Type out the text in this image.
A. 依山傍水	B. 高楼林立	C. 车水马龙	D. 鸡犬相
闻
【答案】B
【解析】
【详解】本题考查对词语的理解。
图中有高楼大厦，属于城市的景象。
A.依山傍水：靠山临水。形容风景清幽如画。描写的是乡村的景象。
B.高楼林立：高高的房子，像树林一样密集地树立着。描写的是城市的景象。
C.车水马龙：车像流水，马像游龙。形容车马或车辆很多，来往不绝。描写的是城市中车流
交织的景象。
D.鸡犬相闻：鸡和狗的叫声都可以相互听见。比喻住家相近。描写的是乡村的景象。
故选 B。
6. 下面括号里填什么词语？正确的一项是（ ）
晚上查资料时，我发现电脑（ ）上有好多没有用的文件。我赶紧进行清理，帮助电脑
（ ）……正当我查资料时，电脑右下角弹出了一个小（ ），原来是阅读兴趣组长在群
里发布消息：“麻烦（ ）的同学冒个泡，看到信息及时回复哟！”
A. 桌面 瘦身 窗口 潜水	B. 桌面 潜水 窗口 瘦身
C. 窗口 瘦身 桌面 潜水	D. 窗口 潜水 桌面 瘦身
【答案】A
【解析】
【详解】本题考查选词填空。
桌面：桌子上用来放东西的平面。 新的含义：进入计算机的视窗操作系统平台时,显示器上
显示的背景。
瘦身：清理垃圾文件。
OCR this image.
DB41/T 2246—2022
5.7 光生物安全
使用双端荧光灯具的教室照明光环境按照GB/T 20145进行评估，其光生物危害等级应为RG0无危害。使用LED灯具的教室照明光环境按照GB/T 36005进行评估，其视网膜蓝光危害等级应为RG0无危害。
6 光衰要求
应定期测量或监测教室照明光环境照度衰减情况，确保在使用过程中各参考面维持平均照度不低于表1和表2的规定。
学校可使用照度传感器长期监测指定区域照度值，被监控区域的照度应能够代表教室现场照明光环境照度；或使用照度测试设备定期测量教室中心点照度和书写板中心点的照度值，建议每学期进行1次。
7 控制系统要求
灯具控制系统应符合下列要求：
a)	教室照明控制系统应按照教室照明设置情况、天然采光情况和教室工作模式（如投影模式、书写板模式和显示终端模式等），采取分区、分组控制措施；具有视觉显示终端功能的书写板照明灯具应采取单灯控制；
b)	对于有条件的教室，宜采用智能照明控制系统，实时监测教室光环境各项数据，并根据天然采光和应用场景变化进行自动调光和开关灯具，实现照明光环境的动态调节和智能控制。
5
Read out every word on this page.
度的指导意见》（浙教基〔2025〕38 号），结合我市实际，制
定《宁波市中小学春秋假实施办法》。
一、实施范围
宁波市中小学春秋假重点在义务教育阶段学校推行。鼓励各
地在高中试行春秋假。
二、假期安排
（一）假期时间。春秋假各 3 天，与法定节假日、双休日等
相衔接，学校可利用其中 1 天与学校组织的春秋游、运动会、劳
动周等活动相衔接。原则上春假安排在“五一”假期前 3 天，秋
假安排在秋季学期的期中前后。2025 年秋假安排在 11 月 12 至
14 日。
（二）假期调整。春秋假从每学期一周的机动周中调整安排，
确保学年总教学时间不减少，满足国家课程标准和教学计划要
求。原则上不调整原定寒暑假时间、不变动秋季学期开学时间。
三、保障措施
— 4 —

▶ [Request] Restate all of the entries above precisely.

▶ [Final result]
Type out the text in this image.
A. 依山傍水	B. 高楼林立	C. 车水马龙	D. 鸡犬相
闻
【答案】B
【解析】
【详解】本题考查对词语的理解。
图中有高楼大厦，属于城市的景象。
A.依山傍水：靠山临水。形容风景清幽如画。描写的是乡村的景象。
B.高楼林立：高高的房子，像树林一样密集地树立着。描写的是城市的景象。
C.车水马龙：车像流水，马像游龙。形容车马或车辆很多，来往不绝。描写的是城市中车流
交织的景象。
D.鸡犬相闻：鸡和狗的叫声都可以相互听见。比喻住家相近。描写的是乡村的景象。
故选 B。
6. 下面括号里填什么词语？正确的一项是（ ）
晚上查资料时，我发现电脑（ ）上有好多没有用的文件。我赶紧进行清理，帮助电脑
（ ）……正当我查资料时，电脑右下角弹出了一个小（ ），原来是阅读兴趣组长在群
里发布消息：“麻烦（ ）的同学冒个泡，看到信息及时回复哟！”
A. 桌面 瘦身 窗口 潜水	B. 桌面 潜水 窗口 瘦身
C. 窗口 瘦身 桌面 潜水	D. 窗口 潜水 桌面 瘦身
【答案】A
【解析】
【详解】本题考查选词填空。
桌面：桌子上用来放东西的平面。 新的含义：进入计算机的视窗操作系统平台时,显示器上
显示的背景。
瘦身：清理垃圾文件。
OCR this image.
DB41/T 2246—2022
5.7 光生物安全
使用双端荧光灯具的教室照明光环境按照GB/T 20145进行评估，其光生物危害等级应为RG0无危害。使用LED灯具的教室照明光环境按照GB/T 36005进行评估，其视网膜蓝光危害等级应为RG0无危害。
6 光衰要求
应定期测量或监测教室照明光环境照度衰减情况，确保在使用过程中各参考面维持平均照度不低于表1和表2的规定。
学校可使用照度传感器长期监测指定区域照度值，被监控区域的照度应能够代表教室现场照明光环境照度；或使用照度测试设备定期测量教室中心点照度和书写板中心点的照度值，建议每学期进行1次。
7 控制系统要求
灯具控制系统应符合下列要求：
a)	教室照明控制系统应按照教室照明设置情况、天然采光情况和教室工作模式（如投影模式、书写板模式和显示终端模式等），采取分区、分组控制措施；具有视觉显示终端功能的书写板照明灯具应采取单灯控制；
b)	对于有条件的教室，宜采用智能照明控制系统，实时监测教室光环境各项数据，并根据天然采光和应用场景变化进行自动调光和开关灯具，实现照明光环境的动态调节和智能控制。
5
Read out every word on this page.
度的指导意见》（浙教基〔2025〕38 号），结合我市实际，制
定《宁波市中小学春秋假实施办法》。
一、实施范围
宁波市中小学春秋假重点在义务教育阶段学校推行。鼓励各
地在高中试行春秋假。
二、假期安排
（一）假期时间。春秋假各 3 天，与法定节假日、双休日等
相衔接，学校可利用其中 1 天与学校组织的春秋游、运动会、劳
动周等活动相衔接。原则上春假安排在“五一”假期前 3 天，秋
假安排在秋季学期的期中前后。2025 年秋假安排在 11 月 12 至
14 日。
（二）假期调整。春秋假从每学期一周的机动周中调整安排，
确保学年总教学时间不减少，满足国家课程标准和教学计划要
求。原则上不调整原定寒暑假时间、不变动秋季学期开学时间。
三、保障措施
— 4 —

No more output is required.